THE TASK
Starting with the line that holds "OCR this image.", copy out each remaining line of the listing below, up to and including the last one, and include nothing else.

== == ==

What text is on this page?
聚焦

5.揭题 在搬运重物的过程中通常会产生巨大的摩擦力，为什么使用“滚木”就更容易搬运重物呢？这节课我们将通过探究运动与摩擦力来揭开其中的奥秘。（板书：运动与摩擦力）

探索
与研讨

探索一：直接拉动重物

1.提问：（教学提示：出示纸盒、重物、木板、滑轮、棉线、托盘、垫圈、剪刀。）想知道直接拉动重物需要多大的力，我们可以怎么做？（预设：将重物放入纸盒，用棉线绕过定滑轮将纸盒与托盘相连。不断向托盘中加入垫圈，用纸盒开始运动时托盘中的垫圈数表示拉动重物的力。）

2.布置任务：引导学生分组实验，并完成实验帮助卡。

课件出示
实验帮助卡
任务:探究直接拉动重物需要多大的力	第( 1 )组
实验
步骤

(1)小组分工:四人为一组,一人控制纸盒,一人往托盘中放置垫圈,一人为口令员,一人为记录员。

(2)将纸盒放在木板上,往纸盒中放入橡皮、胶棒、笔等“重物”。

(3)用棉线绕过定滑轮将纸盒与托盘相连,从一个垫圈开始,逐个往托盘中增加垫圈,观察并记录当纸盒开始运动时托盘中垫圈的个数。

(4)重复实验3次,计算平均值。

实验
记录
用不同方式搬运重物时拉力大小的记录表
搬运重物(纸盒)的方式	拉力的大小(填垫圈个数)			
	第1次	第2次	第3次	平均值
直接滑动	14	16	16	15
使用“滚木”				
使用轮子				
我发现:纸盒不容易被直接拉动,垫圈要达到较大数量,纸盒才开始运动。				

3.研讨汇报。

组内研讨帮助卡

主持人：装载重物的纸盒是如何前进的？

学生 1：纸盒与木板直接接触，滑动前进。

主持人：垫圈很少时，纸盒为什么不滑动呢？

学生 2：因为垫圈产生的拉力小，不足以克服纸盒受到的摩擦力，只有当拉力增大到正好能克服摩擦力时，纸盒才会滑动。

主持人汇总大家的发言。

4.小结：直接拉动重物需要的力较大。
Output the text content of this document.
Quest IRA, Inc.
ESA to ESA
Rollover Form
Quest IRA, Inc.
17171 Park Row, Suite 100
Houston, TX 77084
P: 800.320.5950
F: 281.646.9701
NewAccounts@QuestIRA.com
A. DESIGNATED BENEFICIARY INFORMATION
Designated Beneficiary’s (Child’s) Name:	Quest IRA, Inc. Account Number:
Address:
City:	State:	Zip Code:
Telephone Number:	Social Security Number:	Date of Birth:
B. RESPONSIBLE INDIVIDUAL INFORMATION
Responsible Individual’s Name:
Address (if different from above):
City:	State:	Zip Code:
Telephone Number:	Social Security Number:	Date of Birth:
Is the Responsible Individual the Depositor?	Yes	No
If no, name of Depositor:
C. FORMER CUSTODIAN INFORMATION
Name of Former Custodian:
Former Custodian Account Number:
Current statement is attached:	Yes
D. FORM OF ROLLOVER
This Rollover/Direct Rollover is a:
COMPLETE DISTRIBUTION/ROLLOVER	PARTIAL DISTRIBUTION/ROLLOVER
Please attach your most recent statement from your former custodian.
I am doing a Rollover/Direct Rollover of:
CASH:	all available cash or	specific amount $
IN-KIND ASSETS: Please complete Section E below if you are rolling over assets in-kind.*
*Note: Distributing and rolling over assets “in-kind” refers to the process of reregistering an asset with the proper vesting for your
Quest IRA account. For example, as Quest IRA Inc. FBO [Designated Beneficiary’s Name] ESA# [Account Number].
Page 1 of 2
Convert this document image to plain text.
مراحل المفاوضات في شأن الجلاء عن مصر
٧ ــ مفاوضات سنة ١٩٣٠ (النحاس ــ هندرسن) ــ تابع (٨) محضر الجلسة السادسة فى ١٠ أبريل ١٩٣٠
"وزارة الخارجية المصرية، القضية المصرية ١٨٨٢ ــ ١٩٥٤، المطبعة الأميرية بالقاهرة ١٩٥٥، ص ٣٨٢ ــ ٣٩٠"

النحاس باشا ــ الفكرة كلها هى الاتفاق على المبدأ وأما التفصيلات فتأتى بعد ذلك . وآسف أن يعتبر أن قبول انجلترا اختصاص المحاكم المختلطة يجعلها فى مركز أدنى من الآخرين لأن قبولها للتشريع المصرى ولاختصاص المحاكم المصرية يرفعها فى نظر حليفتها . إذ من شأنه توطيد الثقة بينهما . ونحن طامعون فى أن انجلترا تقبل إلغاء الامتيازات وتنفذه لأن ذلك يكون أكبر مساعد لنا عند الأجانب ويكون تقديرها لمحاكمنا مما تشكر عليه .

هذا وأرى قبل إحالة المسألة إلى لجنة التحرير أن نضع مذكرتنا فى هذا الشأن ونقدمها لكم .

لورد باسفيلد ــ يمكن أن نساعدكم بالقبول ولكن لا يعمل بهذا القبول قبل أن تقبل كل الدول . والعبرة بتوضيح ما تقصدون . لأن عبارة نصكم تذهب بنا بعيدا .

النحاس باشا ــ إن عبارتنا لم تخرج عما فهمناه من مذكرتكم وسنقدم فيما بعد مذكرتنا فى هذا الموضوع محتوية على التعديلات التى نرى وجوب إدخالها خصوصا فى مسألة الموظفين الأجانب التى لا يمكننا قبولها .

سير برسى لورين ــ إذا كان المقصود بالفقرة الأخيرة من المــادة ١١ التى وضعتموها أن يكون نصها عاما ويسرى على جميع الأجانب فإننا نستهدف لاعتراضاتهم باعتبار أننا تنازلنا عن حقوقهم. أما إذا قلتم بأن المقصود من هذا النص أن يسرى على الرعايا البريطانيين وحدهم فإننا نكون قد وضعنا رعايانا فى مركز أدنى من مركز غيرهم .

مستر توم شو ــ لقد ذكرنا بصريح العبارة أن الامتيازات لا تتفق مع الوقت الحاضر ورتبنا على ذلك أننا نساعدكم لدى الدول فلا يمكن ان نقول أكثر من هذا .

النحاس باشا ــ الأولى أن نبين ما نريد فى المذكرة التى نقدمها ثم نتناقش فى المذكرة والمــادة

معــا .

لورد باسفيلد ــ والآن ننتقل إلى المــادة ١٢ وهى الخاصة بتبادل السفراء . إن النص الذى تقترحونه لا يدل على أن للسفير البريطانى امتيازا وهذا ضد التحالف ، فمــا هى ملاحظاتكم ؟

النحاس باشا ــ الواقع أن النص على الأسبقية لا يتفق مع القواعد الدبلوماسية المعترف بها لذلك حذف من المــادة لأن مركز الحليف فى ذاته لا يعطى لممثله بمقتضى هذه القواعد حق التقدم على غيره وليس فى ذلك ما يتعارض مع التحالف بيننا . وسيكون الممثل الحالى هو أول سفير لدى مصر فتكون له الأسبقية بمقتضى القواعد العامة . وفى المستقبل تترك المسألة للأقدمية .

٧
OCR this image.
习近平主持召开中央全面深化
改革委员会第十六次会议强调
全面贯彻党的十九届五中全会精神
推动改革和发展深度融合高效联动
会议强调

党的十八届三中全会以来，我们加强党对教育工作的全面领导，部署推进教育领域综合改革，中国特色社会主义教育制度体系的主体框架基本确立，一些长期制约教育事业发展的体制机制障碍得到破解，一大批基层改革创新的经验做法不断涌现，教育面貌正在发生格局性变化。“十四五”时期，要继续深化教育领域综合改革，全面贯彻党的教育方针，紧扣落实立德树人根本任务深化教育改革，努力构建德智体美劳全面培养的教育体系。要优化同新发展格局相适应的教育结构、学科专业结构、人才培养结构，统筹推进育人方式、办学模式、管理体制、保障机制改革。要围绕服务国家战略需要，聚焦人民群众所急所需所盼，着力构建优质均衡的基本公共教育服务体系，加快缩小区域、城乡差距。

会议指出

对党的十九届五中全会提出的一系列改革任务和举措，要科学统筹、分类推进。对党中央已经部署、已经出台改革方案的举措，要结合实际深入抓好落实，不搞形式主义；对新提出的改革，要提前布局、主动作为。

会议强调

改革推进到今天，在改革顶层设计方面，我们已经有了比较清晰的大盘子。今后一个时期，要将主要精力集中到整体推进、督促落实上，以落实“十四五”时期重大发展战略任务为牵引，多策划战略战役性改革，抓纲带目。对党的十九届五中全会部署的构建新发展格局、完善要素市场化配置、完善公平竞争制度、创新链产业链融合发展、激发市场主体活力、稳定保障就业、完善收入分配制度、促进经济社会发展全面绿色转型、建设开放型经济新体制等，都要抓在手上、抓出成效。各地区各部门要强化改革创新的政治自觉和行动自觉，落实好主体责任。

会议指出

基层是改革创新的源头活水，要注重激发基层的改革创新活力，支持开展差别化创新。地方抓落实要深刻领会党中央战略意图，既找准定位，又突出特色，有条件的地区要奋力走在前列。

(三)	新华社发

== == ==

ANSWER
OCR this image.
习近平主持召开中央全面深化
改革委员会第十六次会议强调
全面贯彻党的十九届五中全会精神
推动改革和发展深度融合高效联动
会议强调

党的十八届三中全会以来，我们加强党对教育工作的全面领导，部署推进教育领域综合改革，中国特色社会主义教育制度体系的主体框架基本确立，一些长期制约教育事业发展的体制机制障碍得到破解，一大批基层改革创新的经验做法不断涌现，教育面貌正在发生格局性变化。“十四五”时期，要继续深化教育领域综合改革，全面贯彻党的教育方针，紧扣落实立德树人根本任务深化教育改革，努力构建德智体美劳全面培养的教育体系。要优化同新发展格局相适应的教育结构、学科专业结构、人才培养结构，统筹推进育人方式、办学模式、管理体制、保障机制改革。要围绕服务国家战略需要，聚焦人民群众所急所需所盼，着力构建优质均衡的基本公共教育服务体系，加快缩小区域、城乡差距。

会议指出

对党的十九届五中全会提出的一系列改革任务和举措，要科学统筹、分类推进。对党中央已经部署、已经出台改革方案的举措，要结合实际深入抓好落实，不搞形式主义；对新提出的改革，要提前布局、主动作为。

会议强调

改革推进到今天，在改革顶层设计方面，我们已经有了比较清晰的大盘子。今后一个时期，要将主要精力集中到整体推进、督促落实上，以落实“十四五”时期重大发展战略任务为牵引，多策划战略战役性改革，抓纲带目。对党的十九届五中全会部署的构建新发展格局、完善要素市场化配置、完善公平竞争制度、创新链产业链融合发展、激发市场主体活力、稳定保障就业、完善收入分配制度、促进经济社会发展全面绿色转型、建设开放型经济新体制等，都要抓在手上、抓出成效。各地区各部门要强化改革创新的政治自觉和行动自觉，落实好主体责任。

会议指出

基层是改革创新的源头活水，要注重激发基层的改革创新活力，支持开展差别化创新。地方抓落实要深刻领会党中央战略意图，既找准定位，又突出特色，有条件的地区要奋力走在前列。

(三)	新华社发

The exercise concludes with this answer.